Report each line of the data that includes the word "Page".

** START OF DATA FOR THE TASK **

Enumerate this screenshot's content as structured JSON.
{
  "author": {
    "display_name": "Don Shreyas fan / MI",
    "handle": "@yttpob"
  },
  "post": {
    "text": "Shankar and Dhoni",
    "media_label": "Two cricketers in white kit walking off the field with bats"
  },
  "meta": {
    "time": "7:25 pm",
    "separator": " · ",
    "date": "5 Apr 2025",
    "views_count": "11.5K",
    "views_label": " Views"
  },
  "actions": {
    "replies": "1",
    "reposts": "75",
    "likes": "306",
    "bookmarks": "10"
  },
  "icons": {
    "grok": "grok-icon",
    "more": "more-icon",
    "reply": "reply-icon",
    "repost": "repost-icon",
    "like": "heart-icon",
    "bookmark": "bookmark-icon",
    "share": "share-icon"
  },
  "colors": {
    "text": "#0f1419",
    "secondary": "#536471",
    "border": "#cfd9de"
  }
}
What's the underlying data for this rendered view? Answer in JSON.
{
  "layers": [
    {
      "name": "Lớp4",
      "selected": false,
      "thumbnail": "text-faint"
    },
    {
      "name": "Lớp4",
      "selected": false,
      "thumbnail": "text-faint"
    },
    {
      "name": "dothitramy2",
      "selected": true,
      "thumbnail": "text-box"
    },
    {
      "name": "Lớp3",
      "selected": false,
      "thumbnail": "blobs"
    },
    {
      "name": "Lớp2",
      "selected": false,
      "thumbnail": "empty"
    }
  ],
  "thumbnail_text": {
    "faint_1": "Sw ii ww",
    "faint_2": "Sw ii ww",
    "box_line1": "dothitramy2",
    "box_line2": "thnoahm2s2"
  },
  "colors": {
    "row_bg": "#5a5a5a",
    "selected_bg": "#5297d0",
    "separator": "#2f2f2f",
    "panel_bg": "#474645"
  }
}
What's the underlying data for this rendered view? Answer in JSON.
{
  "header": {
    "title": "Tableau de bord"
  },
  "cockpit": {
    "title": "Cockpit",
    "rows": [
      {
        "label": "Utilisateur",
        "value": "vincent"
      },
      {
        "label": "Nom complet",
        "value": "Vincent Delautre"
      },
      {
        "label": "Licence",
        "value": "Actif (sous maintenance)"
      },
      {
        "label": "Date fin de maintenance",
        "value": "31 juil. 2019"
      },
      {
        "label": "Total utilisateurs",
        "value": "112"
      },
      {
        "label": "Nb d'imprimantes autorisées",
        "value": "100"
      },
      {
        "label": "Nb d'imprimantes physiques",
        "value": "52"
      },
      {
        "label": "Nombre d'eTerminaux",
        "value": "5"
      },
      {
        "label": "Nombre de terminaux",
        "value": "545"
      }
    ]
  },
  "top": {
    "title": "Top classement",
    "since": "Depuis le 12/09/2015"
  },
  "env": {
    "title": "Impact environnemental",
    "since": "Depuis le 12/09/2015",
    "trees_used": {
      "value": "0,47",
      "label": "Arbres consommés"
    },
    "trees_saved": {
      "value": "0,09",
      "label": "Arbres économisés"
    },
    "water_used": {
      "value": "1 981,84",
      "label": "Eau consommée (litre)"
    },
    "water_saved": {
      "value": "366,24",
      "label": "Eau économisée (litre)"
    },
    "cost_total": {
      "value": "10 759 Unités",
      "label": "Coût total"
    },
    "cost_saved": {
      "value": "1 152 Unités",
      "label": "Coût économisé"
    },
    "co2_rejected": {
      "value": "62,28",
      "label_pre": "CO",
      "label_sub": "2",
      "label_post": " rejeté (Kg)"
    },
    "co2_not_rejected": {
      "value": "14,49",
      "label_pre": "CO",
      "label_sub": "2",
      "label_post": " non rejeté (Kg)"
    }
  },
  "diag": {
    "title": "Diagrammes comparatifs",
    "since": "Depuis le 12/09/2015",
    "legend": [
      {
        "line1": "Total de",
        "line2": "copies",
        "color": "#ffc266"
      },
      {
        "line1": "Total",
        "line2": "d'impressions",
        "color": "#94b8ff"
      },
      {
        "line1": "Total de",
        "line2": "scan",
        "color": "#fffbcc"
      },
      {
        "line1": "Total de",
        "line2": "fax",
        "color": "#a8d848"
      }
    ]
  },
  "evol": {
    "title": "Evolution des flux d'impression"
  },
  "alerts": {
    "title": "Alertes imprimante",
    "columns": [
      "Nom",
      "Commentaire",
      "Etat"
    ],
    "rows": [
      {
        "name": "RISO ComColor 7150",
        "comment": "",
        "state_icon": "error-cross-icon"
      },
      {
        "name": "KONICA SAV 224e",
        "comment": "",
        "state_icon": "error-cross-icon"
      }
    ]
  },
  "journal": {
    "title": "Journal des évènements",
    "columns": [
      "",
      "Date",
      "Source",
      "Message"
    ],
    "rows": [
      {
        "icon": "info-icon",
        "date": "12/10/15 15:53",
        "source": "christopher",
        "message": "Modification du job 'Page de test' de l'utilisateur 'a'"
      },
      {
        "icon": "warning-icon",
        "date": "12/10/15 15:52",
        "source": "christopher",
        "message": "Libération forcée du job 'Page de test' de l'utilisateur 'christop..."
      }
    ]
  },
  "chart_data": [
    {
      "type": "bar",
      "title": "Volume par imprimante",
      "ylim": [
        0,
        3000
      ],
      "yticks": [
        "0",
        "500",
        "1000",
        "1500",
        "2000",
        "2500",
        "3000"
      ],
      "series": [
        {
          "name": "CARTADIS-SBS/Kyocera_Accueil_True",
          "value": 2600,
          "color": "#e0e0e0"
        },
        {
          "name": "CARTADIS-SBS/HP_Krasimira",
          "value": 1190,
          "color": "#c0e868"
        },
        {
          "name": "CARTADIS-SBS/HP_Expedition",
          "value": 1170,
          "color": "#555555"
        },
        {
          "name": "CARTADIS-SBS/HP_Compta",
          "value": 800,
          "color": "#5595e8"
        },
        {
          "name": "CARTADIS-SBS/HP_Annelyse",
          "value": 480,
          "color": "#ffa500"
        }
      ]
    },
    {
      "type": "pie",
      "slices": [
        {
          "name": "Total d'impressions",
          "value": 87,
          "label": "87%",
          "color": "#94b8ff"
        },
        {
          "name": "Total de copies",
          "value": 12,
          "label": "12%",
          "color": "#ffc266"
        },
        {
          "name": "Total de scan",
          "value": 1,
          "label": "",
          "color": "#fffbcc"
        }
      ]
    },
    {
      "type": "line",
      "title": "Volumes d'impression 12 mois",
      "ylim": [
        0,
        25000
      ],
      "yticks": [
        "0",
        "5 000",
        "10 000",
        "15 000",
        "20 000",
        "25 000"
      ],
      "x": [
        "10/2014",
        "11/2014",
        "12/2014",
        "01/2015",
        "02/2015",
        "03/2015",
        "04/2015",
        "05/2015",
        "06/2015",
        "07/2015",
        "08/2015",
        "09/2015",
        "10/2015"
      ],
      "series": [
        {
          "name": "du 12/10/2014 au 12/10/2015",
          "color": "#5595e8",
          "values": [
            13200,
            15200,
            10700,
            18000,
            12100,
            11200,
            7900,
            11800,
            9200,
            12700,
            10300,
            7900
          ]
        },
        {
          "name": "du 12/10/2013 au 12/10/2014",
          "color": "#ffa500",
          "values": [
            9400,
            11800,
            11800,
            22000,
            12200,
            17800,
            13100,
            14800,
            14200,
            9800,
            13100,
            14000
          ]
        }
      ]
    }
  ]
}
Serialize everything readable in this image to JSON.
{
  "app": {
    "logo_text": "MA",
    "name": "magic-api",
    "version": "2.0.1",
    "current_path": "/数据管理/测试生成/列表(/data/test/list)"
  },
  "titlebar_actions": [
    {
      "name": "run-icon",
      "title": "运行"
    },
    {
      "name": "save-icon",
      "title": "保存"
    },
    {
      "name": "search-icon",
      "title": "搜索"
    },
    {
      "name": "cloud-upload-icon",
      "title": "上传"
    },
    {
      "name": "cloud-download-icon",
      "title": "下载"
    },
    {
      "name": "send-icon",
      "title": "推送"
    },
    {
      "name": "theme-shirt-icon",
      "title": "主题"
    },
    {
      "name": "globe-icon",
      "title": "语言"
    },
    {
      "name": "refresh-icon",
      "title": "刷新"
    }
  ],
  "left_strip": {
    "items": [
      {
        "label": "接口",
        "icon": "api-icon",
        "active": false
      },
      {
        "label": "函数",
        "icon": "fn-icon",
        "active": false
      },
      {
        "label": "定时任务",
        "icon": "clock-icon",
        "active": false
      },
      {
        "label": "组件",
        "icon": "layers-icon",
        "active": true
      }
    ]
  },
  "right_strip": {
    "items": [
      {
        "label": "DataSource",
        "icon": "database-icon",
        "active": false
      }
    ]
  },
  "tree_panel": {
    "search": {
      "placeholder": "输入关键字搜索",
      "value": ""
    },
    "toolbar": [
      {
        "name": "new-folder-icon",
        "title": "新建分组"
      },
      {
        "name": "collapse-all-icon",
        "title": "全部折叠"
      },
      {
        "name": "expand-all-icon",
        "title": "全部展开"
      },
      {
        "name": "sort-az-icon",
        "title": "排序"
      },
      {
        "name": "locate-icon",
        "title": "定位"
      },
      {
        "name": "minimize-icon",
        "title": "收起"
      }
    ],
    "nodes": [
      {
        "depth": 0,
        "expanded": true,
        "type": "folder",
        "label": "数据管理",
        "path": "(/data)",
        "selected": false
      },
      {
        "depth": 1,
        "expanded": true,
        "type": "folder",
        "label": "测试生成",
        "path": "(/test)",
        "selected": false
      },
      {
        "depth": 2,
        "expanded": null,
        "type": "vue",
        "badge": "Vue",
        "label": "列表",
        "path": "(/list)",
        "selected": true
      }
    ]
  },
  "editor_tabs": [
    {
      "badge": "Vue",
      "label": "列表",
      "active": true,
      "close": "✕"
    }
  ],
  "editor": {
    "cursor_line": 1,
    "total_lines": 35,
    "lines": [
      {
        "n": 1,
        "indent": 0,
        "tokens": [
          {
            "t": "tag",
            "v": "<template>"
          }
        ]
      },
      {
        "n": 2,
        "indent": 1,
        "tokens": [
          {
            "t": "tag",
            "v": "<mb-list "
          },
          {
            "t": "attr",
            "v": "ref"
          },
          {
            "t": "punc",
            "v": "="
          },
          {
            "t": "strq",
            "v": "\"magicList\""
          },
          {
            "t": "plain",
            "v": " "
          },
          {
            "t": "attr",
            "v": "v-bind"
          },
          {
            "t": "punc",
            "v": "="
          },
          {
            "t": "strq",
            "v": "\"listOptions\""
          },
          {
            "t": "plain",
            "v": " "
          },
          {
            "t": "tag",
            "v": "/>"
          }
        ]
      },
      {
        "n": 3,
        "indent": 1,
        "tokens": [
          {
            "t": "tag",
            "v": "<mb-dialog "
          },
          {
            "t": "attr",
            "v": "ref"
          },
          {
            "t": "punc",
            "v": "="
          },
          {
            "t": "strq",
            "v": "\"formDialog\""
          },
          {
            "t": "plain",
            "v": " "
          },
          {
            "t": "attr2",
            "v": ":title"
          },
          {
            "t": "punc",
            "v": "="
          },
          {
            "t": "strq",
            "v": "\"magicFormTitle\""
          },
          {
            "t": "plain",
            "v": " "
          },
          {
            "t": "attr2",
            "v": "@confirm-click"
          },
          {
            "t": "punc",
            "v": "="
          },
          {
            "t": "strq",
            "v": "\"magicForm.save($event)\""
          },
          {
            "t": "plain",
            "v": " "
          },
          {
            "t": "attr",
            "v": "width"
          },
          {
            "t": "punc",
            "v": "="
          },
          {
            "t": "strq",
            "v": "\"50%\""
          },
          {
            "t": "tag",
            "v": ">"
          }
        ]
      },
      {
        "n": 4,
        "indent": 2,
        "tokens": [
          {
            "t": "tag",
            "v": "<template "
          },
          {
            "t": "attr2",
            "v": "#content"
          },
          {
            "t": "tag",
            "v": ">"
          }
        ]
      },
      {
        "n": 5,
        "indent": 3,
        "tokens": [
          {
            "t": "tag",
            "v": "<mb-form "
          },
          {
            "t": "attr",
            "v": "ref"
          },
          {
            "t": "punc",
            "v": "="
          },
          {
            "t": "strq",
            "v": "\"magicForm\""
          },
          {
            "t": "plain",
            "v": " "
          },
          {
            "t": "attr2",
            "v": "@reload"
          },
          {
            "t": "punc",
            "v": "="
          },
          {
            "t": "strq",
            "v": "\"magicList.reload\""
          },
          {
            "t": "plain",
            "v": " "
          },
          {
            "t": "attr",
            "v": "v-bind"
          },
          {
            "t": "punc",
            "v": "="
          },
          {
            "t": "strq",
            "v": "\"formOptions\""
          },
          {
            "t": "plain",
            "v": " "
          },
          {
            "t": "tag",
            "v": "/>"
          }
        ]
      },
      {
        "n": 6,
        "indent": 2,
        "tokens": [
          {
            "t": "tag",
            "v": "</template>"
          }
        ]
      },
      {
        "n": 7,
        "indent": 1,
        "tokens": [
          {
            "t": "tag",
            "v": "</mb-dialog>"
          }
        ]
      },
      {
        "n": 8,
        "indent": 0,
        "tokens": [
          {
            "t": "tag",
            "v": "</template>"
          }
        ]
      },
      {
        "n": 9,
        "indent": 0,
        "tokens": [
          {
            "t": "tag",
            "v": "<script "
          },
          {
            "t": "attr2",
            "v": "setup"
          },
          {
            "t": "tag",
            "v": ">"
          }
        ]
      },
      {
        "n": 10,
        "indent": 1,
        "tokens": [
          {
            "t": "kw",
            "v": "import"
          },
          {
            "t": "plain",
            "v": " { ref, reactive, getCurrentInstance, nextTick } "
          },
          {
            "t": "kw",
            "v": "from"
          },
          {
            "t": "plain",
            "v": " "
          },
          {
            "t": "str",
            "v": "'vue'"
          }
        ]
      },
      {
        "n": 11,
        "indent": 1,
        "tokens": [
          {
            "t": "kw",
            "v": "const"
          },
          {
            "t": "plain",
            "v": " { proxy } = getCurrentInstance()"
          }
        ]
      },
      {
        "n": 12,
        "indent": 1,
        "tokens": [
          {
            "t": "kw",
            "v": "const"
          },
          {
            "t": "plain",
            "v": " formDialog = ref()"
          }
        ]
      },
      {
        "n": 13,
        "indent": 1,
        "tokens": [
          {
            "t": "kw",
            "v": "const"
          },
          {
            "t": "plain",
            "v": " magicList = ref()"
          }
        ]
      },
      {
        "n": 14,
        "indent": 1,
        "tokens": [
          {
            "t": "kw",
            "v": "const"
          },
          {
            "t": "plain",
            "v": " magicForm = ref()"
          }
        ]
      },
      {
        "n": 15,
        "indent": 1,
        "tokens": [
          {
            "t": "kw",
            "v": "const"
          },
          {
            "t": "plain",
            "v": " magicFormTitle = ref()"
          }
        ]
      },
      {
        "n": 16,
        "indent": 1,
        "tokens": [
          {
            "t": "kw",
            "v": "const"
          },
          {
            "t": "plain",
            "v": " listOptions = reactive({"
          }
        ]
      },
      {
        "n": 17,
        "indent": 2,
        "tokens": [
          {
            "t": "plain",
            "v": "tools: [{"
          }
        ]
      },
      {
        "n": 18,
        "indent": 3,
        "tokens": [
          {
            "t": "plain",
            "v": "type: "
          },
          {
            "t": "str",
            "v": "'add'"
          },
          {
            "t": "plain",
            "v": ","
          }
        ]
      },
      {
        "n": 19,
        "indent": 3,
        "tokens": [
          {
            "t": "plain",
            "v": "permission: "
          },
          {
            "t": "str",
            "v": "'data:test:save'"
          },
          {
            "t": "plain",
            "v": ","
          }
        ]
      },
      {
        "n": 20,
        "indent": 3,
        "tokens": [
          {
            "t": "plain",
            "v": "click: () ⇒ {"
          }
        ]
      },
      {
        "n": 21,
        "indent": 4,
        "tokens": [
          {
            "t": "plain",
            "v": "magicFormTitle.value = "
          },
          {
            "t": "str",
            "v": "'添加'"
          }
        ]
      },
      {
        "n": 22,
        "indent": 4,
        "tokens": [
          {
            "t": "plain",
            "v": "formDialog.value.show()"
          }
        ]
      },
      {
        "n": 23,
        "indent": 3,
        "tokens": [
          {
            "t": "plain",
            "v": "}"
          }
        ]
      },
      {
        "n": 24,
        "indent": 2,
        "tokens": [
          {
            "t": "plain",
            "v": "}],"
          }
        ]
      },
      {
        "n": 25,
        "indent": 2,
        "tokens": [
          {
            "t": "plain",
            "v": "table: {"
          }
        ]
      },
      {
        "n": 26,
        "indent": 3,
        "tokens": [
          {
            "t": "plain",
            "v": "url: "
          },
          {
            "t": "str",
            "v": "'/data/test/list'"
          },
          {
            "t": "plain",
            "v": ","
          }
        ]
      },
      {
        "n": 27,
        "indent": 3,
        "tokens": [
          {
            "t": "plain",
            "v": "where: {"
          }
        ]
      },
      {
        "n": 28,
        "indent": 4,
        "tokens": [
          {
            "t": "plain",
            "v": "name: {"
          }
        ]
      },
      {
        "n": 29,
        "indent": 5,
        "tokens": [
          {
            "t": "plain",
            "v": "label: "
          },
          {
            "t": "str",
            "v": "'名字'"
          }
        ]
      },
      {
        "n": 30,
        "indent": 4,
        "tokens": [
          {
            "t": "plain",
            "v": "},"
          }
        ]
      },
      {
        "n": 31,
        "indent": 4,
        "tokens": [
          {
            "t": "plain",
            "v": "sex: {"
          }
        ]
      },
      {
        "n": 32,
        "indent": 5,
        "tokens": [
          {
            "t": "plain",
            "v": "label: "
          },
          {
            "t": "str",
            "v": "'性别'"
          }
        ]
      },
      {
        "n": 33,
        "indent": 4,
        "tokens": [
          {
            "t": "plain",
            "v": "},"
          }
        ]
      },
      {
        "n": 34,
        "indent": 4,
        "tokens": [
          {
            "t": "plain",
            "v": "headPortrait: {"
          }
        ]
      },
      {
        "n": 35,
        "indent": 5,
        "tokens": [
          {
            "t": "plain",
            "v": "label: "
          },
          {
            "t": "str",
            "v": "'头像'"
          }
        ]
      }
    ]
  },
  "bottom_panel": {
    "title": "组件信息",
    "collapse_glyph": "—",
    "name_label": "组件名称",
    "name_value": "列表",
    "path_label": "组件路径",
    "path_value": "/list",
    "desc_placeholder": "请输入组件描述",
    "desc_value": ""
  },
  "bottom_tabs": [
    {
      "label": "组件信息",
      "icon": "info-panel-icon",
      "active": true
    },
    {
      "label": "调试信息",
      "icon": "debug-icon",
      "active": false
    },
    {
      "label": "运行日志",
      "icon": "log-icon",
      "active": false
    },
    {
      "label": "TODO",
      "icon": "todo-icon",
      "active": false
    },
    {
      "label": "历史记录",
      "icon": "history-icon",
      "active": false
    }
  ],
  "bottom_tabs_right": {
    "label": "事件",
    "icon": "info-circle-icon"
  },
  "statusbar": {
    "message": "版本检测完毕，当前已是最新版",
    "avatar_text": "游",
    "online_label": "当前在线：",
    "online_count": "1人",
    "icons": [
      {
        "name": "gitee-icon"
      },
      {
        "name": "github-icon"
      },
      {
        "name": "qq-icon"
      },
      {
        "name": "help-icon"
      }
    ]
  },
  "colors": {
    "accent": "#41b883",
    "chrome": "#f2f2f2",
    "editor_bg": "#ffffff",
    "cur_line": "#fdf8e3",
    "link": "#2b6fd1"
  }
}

** END OF DATA FOR THE TASK **

* [SOLUTION TO THIS PROBLEM]
        "message": "Modification du job 'Page de test' de l'utilisateur 'a'"
        "message": "Libération forcée du job 'Page de test' de l'utilisateur 'christop..."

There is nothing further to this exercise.